[Start]

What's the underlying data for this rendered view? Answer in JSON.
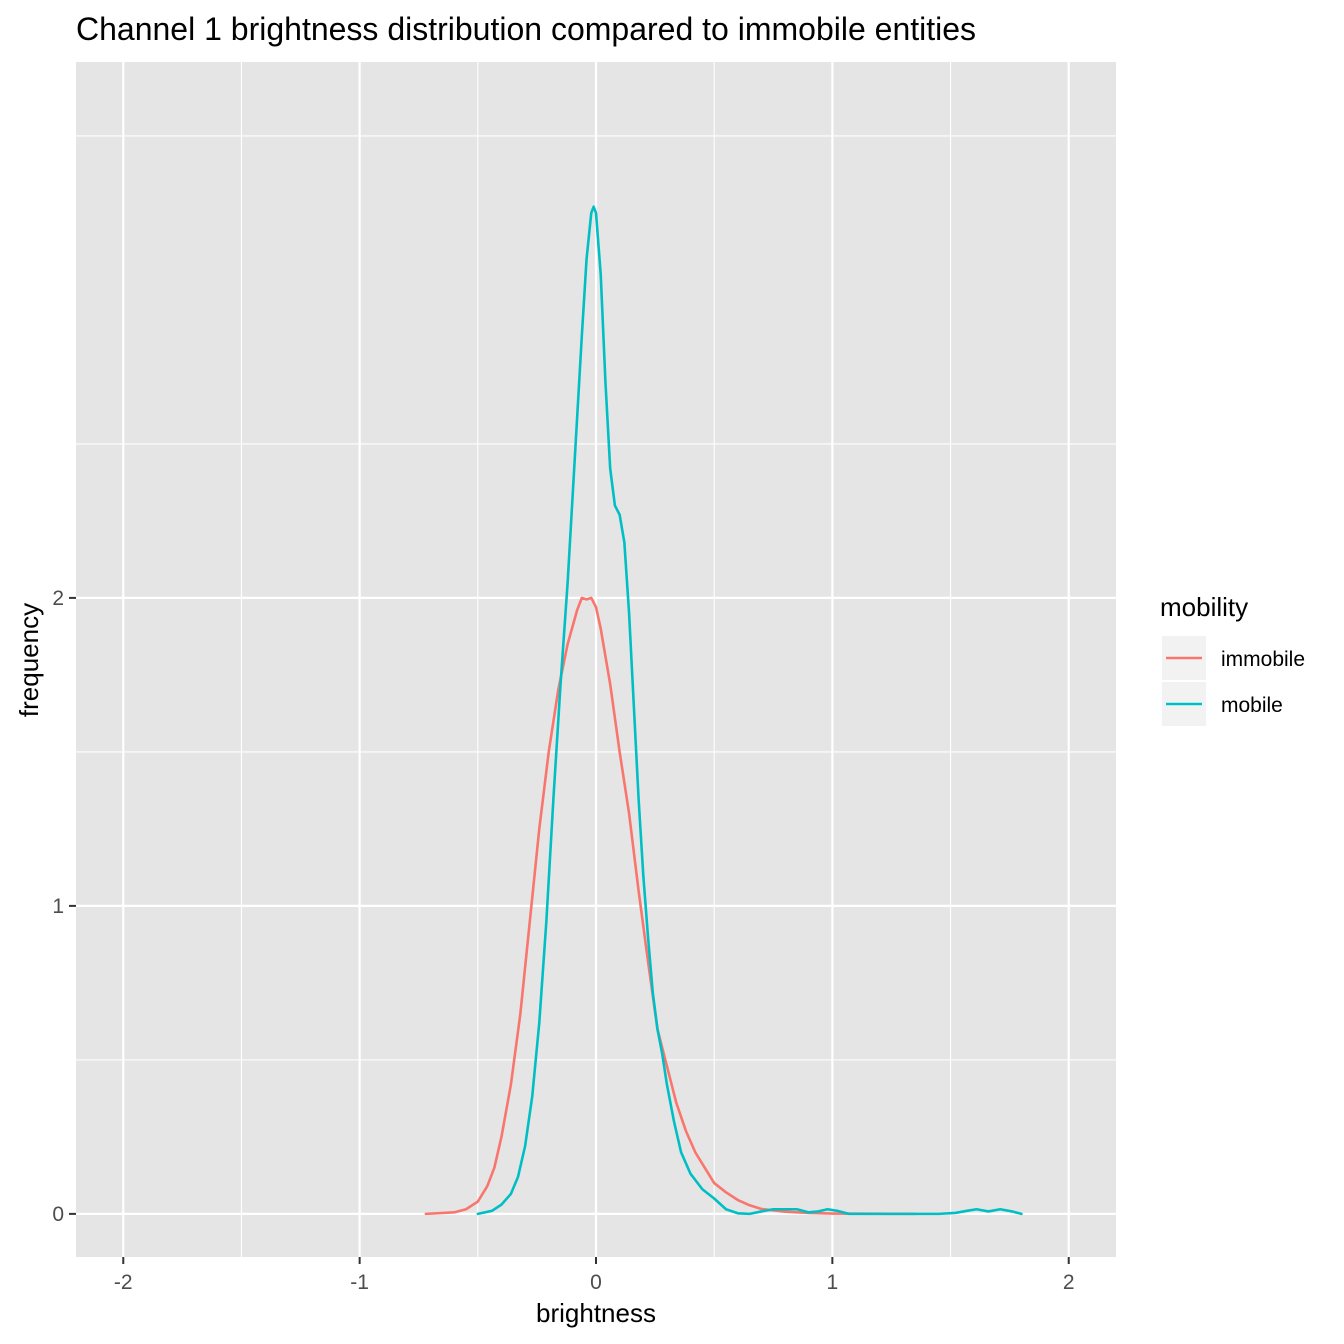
{
  "chart_data": {
    "type": "line",
    "title": "Channel 1 brightness distribution compared to immobile entities",
    "xlabel": "brightness",
    "ylabel": "frequency",
    "xlim": [
      -2.2,
      2.2
    ],
    "ylim": [
      -0.14,
      3.74
    ],
    "x_ticks": [
      -2,
      -1,
      0,
      1,
      2
    ],
    "x_tick_labels": [
      "-2",
      "-1",
      "0",
      "1",
      "2"
    ],
    "y_ticks": [
      0,
      1,
      2
    ],
    "y_tick_labels": [
      "0",
      "1",
      "2"
    ],
    "grid": true,
    "legend": {
      "title": "mobility",
      "position": "right"
    },
    "series": [
      {
        "name": "immobile",
        "color": "#F8766D",
        "points": [
          [
            -0.72,
            0.0
          ],
          [
            -0.6,
            0.005
          ],
          [
            -0.55,
            0.015
          ],
          [
            -0.5,
            0.04
          ],
          [
            -0.46,
            0.09
          ],
          [
            -0.43,
            0.15
          ],
          [
            -0.4,
            0.25
          ],
          [
            -0.36,
            0.42
          ],
          [
            -0.32,
            0.65
          ],
          [
            -0.28,
            0.95
          ],
          [
            -0.24,
            1.25
          ],
          [
            -0.2,
            1.5
          ],
          [
            -0.16,
            1.7
          ],
          [
            -0.12,
            1.85
          ],
          [
            -0.08,
            1.96
          ],
          [
            -0.06,
            2.0
          ],
          [
            -0.04,
            1.995
          ],
          [
            -0.02,
            2.0
          ],
          [
            0.0,
            1.97
          ],
          [
            0.02,
            1.9
          ],
          [
            0.06,
            1.72
          ],
          [
            0.1,
            1.5
          ],
          [
            0.14,
            1.3
          ],
          [
            0.18,
            1.05
          ],
          [
            0.22,
            0.82
          ],
          [
            0.26,
            0.6
          ],
          [
            0.3,
            0.48
          ],
          [
            0.34,
            0.36
          ],
          [
            0.38,
            0.27
          ],
          [
            0.42,
            0.2
          ],
          [
            0.46,
            0.15
          ],
          [
            0.5,
            0.1
          ],
          [
            0.55,
            0.07
          ],
          [
            0.6,
            0.045
          ],
          [
            0.65,
            0.028
          ],
          [
            0.7,
            0.016
          ],
          [
            0.8,
            0.007
          ],
          [
            0.9,
            0.003
          ],
          [
            1.0,
            0.001
          ],
          [
            1.35,
            0.0
          ]
        ]
      },
      {
        "name": "mobile",
        "color": "#00BFC4",
        "points": [
          [
            -0.5,
            0.0
          ],
          [
            -0.44,
            0.01
          ],
          [
            -0.4,
            0.03
          ],
          [
            -0.36,
            0.065
          ],
          [
            -0.33,
            0.12
          ],
          [
            -0.3,
            0.22
          ],
          [
            -0.27,
            0.38
          ],
          [
            -0.24,
            0.62
          ],
          [
            -0.21,
            0.95
          ],
          [
            -0.18,
            1.35
          ],
          [
            -0.15,
            1.72
          ],
          [
            -0.12,
            2.05
          ],
          [
            -0.09,
            2.45
          ],
          [
            -0.06,
            2.85
          ],
          [
            -0.04,
            3.1
          ],
          [
            -0.02,
            3.25
          ],
          [
            -0.01,
            3.27
          ],
          [
            0.0,
            3.25
          ],
          [
            0.02,
            3.05
          ],
          [
            0.04,
            2.7
          ],
          [
            0.06,
            2.42
          ],
          [
            0.08,
            2.3
          ],
          [
            0.1,
            2.27
          ],
          [
            0.12,
            2.18
          ],
          [
            0.14,
            1.95
          ],
          [
            0.16,
            1.65
          ],
          [
            0.18,
            1.35
          ],
          [
            0.2,
            1.1
          ],
          [
            0.22,
            0.9
          ],
          [
            0.24,
            0.72
          ],
          [
            0.26,
            0.6
          ],
          [
            0.28,
            0.52
          ],
          [
            0.3,
            0.42
          ],
          [
            0.33,
            0.3
          ],
          [
            0.36,
            0.2
          ],
          [
            0.4,
            0.13
          ],
          [
            0.45,
            0.08
          ],
          [
            0.5,
            0.05
          ],
          [
            0.55,
            0.015
          ],
          [
            0.6,
            0.002
          ],
          [
            0.65,
            0.0
          ],
          [
            0.7,
            0.008
          ],
          [
            0.75,
            0.015
          ],
          [
            0.8,
            0.015
          ],
          [
            0.85,
            0.015
          ],
          [
            0.9,
            0.005
          ],
          [
            0.94,
            0.008
          ],
          [
            0.98,
            0.015
          ],
          [
            1.02,
            0.01
          ],
          [
            1.07,
            0.0
          ],
          [
            1.45,
            0.0
          ],
          [
            1.52,
            0.003
          ],
          [
            1.57,
            0.01
          ],
          [
            1.61,
            0.015
          ],
          [
            1.66,
            0.008
          ],
          [
            1.71,
            0.015
          ],
          [
            1.76,
            0.008
          ],
          [
            1.8,
            0.0
          ]
        ]
      }
    ]
  },
  "colors": {
    "panel_background": "#E5E5E5",
    "grid_line": "#FFFFFF",
    "legend_key_background": "#F2F2F2"
  }
}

[End]

### PROBLEM DESCRIPTION:
Without the pictures, copy the material exactly as given.

### WRITTEN SOLUTION:
What's the underlying data for this rendered view? Answer in JSON.
{
  "chart_data": {
    "type": "line",
    "title": "Channel 1 brightness distribution compared to immobile entities",
    "xlabel": "brightness",
    "ylabel": "frequency",
    "xlim": [
      -2.2,
      2.2
    ],
    "ylim": [
      -0.14,
      3.74
    ],
    "x_ticks": [
      -2,
      -1,
      0,
      1,
      2
    ],
    "x_tick_labels": [
      "-2",
      "-1",
      "0",
      "1",
      "2"
    ],
    "y_ticks": [
      0,
      1,
      2
    ],
    "y_tick_labels": [
      "0",
      "1",
      "2"
    ],
    "grid": true,
    "legend": {
      "title": "mobility",
      "position": "right"
    },
    "series": [
      {
        "name": "immobile",
        "color": "#F8766D",
        "points": [
          [
            -0.72,
            0.0
          ],
          [
            -0.6,
            0.005
          ],
          [
            -0.55,
            0.015
          ],
          [
            -0.5,
            0.04
          ],
          [
            -0.46,
            0.09
          ],
          [
            -0.43,
            0.15
          ],
          [
            -0.4,
            0.25
          ],
          [
            -0.36,
            0.42
          ],
          [
            -0.32,
            0.65
          ],
          [
            -0.28,
            0.95
          ],
          [
            -0.24,
            1.25
          ],
          [
            -0.2,
            1.5
          ],
          [
            -0.16,
            1.7
          ],
          [
            -0.12,
            1.85
          ],
          [
            -0.08,
            1.96
          ],
          [
            -0.06,
            2.0
          ],
          [
            -0.04,
            1.995
          ],
          [
            -0.02,
            2.0
          ],
          [
            0.0,
            1.97
          ],
          [
            0.02,
            1.9
          ],
          [
            0.06,
            1.72
          ],
          [
            0.1,
            1.5
          ],
          [
            0.14,
            1.3
          ],
          [
            0.18,
            1.05
          ],
          [
            0.22,
            0.82
          ],
          [
            0.26,
            0.6
          ],
          [
            0.3,
            0.48
          ],
          [
            0.34,
            0.36
          ],
          [
            0.38,
            0.27
          ],
          [
            0.42,
            0.2
          ],
          [
            0.46,
            0.15
          ],
          [
            0.5,
            0.1
          ],
          [
            0.55,
            0.07
          ],
          [
            0.6,
            0.045
          ],
          [
            0.65,
            0.028
          ],
          [
            0.7,
            0.016
          ],
          [
            0.8,
            0.007
          ],
          [
            0.9,
            0.003
          ],
          [
            1.0,
            0.001
          ],
          [
            1.35,
            0.0
          ]
        ]
      },
      {
        "name": "mobile",
        "color": "#00BFC4",
        "points": [
          [
            -0.5,
            0.0
          ],
          [
            -0.44,
            0.01
          ],
          [
            -0.4,
            0.03
          ],
          [
            -0.36,
            0.065
          ],
          [
            -0.33,
            0.12
          ],
          [
            -0.3,
            0.22
          ],
          [
            -0.27,
            0.38
          ],
          [
            -0.24,
            0.62
          ],
          [
            -0.21,
            0.95
          ],
          [
            -0.18,
            1.35
          ],
          [
            -0.15,
            1.72
          ],
          [
            -0.12,
            2.05
          ],
          [
            -0.09,
            2.45
          ],
          [
            -0.06,
            2.85
          ],
          [
            -0.04,
            3.1
          ],
          [
            -0.02,
            3.25
          ],
          [
            -0.01,
            3.27
          ],
          [
            0.0,
            3.25
          ],
          [
            0.02,
            3.05
          ],
          [
            0.04,
            2.7
          ],
          [
            0.06,
            2.42
          ],
          [
            0.08,
            2.3
          ],
          [
            0.1,
            2.27
          ],
          [
            0.12,
            2.18
          ],
          [
            0.14,
            1.95
          ],
          [
            0.16,
            1.65
          ],
          [
            0.18,
            1.35
          ],
          [
            0.2,
            1.1
          ],
          [
            0.22,
            0.9
          ],
          [
            0.24,
            0.72
          ],
          [
            0.26,
            0.6
          ],
          [
            0.28,
            0.52
          ],
          [
            0.3,
            0.42
          ],
          [
            0.33,
            0.3
          ],
          [
            0.36,
            0.2
          ],
          [
            0.4,
            0.13
          ],
          [
            0.45,
            0.08
          ],
          [
            0.5,
            0.05
          ],
          [
            0.55,
            0.015
          ],
          [
            0.6,
            0.002
          ],
          [
            0.65,
            0.0
          ],
          [
            0.7,
            0.008
          ],
          [
            0.75,
            0.015
          ],
          [
            0.8,
            0.015
          ],
          [
            0.85,
            0.015
          ],
          [
            0.9,
            0.005
          ],
          [
            0.94,
            0.008
          ],
          [
            0.98,
            0.015
          ],
          [
            1.02,
            0.01
          ],
          [
            1.07,
            0.0
          ],
          [
            1.45,
            0.0
          ],
          [
            1.52,
            0.003
          ],
          [
            1.57,
            0.01
          ],
          [
            1.61,
            0.015
          ],
          [
            1.66,
            0.008
          ],
          [
            1.71,
            0.015
          ],
          [
            1.76,
            0.008
          ],
          [
            1.8,
            0.0
          ]
        ]
      }
    ]
  },
  "colors": {
    "panel_background": "#E5E5E5",
    "grid_line": "#FFFFFF",
    "legend_key_background": "#F2F2F2"
  }
}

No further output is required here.